::: Data records :::
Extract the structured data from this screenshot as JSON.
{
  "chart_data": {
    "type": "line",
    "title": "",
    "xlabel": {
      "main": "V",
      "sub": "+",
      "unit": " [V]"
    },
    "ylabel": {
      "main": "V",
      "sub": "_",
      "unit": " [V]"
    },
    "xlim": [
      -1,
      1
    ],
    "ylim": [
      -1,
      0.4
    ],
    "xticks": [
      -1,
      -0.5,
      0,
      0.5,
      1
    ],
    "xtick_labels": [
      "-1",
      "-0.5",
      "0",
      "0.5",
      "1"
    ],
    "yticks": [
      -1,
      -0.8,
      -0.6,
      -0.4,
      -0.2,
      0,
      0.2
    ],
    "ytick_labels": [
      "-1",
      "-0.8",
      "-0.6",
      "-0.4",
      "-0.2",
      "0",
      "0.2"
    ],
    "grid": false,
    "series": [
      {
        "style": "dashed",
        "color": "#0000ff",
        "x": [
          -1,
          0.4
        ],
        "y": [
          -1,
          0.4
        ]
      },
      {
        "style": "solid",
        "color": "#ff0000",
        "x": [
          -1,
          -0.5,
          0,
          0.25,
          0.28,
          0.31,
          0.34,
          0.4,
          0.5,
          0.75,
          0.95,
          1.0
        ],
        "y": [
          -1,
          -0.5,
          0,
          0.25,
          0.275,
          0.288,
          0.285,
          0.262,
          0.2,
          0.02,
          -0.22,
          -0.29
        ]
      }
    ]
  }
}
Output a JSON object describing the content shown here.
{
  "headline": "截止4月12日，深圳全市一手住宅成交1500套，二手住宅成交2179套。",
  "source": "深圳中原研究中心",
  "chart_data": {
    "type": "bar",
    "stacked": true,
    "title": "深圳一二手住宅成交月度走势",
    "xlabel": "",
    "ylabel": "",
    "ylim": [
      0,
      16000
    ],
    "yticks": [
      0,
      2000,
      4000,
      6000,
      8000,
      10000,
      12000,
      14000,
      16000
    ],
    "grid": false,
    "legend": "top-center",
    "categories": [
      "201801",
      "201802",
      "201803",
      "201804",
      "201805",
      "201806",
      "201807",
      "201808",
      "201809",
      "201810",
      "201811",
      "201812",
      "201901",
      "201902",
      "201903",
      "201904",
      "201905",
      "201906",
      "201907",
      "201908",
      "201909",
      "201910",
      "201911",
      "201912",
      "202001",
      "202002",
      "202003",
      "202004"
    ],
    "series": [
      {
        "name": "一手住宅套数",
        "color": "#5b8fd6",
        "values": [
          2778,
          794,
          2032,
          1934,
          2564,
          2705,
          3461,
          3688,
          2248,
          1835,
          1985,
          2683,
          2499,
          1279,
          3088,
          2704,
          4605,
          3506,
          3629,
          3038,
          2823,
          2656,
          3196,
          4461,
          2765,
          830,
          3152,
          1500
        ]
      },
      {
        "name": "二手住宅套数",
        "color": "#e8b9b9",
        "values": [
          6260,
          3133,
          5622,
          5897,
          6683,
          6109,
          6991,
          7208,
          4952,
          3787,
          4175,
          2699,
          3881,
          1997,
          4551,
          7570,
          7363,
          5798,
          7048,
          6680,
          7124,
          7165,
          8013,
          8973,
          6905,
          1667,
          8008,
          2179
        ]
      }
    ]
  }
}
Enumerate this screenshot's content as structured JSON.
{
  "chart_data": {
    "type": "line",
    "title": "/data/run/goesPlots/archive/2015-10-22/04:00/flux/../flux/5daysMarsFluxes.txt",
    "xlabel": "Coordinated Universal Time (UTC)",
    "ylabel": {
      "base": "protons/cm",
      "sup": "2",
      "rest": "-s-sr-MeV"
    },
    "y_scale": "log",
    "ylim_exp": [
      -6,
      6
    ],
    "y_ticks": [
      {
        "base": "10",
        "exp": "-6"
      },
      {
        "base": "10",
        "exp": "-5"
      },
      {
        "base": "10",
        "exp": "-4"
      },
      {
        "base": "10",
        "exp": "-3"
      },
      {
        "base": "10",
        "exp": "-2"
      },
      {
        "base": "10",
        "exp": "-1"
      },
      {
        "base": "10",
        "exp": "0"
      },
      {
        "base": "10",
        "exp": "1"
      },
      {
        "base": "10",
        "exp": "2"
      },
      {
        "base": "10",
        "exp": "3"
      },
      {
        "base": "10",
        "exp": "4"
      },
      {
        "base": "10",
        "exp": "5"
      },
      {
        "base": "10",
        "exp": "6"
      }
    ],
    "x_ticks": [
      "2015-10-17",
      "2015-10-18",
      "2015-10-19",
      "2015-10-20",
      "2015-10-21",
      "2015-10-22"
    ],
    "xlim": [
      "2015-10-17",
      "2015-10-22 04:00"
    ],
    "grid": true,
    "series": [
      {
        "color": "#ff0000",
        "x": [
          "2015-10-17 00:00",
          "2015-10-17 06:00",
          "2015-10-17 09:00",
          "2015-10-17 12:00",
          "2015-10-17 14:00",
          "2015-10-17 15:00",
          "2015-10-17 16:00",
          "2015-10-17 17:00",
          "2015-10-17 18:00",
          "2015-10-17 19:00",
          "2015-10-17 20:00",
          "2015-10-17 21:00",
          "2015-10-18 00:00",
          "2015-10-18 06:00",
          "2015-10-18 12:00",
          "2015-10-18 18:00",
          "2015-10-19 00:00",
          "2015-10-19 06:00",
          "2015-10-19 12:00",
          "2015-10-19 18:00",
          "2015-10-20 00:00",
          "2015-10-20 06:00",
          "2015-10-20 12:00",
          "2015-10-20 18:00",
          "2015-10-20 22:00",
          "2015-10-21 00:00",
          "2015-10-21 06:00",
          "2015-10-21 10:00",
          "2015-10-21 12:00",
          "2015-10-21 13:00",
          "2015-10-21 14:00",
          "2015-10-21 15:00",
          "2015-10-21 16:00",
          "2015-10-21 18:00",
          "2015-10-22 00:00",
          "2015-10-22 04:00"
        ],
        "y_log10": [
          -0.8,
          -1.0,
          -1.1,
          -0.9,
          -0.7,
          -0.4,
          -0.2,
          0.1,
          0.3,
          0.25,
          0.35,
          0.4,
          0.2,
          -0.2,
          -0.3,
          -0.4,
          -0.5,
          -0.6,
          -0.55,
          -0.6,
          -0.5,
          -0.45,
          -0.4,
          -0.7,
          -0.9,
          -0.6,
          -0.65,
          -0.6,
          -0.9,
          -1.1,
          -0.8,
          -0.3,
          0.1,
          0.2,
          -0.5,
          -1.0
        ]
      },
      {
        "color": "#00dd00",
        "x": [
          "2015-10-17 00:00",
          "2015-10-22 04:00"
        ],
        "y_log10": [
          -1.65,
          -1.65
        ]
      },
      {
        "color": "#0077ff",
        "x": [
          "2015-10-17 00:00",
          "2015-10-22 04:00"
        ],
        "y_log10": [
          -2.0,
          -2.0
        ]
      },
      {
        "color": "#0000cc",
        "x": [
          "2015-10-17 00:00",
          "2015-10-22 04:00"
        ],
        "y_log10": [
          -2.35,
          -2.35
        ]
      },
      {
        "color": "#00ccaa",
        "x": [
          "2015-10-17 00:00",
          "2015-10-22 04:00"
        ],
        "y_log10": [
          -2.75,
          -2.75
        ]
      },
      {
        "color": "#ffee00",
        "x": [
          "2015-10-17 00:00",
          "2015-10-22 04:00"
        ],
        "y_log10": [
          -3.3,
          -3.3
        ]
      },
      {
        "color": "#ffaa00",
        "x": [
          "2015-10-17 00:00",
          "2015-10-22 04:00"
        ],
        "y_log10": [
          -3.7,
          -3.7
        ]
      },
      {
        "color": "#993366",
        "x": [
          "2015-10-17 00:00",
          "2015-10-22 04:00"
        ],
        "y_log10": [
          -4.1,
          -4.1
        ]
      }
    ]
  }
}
:::
What to work on —
Write down every line of the data above that includes the string "this".

Exercise response —
Extract the structured data from this screenshot as JSON.
Enumerate this screenshot's content as structured JSON.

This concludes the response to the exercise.